## TASK DESCRIPTION
Would you restate all the data that follows, word for word?
··· SOURCE DATA
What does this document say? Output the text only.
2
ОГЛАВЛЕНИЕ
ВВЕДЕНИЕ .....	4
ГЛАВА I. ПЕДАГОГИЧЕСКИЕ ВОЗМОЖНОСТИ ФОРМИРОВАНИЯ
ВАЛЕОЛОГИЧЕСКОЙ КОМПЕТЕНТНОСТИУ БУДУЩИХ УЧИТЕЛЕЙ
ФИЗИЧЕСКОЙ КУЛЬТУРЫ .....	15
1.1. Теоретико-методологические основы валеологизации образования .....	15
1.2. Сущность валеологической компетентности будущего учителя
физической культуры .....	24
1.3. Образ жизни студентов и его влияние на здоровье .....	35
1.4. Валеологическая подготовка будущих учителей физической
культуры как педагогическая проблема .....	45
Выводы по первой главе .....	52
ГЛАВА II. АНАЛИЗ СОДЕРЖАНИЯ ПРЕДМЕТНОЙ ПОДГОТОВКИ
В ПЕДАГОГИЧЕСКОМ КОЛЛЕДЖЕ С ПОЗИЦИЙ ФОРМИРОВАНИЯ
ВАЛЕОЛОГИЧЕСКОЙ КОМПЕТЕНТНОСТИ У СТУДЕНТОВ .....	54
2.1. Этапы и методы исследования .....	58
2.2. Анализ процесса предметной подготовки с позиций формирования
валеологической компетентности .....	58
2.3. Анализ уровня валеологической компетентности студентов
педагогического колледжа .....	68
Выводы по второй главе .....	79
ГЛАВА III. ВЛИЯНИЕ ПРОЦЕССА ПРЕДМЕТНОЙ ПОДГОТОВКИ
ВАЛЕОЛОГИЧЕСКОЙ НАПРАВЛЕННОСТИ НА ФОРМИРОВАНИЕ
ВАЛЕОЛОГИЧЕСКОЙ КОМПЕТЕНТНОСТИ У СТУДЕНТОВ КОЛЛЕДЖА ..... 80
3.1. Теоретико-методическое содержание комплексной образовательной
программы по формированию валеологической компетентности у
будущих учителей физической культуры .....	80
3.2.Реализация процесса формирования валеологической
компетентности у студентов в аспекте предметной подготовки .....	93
······
## EXPECTED ANSWER
What does this document say? Output the text only.
2
ОГЛАВЛЕНИЕ
ВВЕДЕНИЕ .....	4
ГЛАВА I. ПЕДАГОГИЧЕСКИЕ ВОЗМОЖНОСТИ ФОРМИРОВАНИЯ
ВАЛЕОЛОГИЧЕСКОЙ КОМПЕТЕНТНОСТИУ БУДУЩИХ УЧИТЕЛЕЙ
ФИЗИЧЕСКОЙ КУЛЬТУРЫ .....	15
1.1. Теоретико-методологические основы валеологизации образования .....	15
1.2. Сущность валеологической компетентности будущего учителя
физической культуры .....	24
1.3. Образ жизни студентов и его влияние на здоровье .....	35
1.4. Валеологическая подготовка будущих учителей физической
культуры как педагогическая проблема .....	45
Выводы по первой главе .....	52
ГЛАВА II. АНАЛИЗ СОДЕРЖАНИЯ ПРЕДМЕТНОЙ ПОДГОТОВКИ
В ПЕДАГОГИЧЕСКОМ КОЛЛЕДЖЕ С ПОЗИЦИЙ ФОРМИРОВАНИЯ
ВАЛЕОЛОГИЧЕСКОЙ КОМПЕТЕНТНОСТИ У СТУДЕНТОВ .....	54
2.1. Этапы и методы исследования .....	58
2.2. Анализ процесса предметной подготовки с позиций формирования
валеологической компетентности .....	58
2.3. Анализ уровня валеологической компетентности студентов
педагогического колледжа .....	68
Выводы по второй главе .....	79
ГЛАВА III. ВЛИЯНИЕ ПРОЦЕССА ПРЕДМЕТНОЙ ПОДГОТОВКИ
ВАЛЕОЛОГИЧЕСКОЙ НАПРАВЛЕННОСТИ НА ФОРМИРОВАНИЕ
ВАЛЕОЛОГИЧЕСКОЙ КОМПЕТЕНТНОСТИ У СТУДЕНТОВ КОЛЛЕДЖА ..... 80
3.1. Теоретико-методическое содержание комплексной образовательной
программы по формированию валеологической компетентности у
будущих учителей физической культуры .....	80
3.2.Реализация процесса формирования валеологической
компетентности у студентов в аспекте предметной подготовки .....	93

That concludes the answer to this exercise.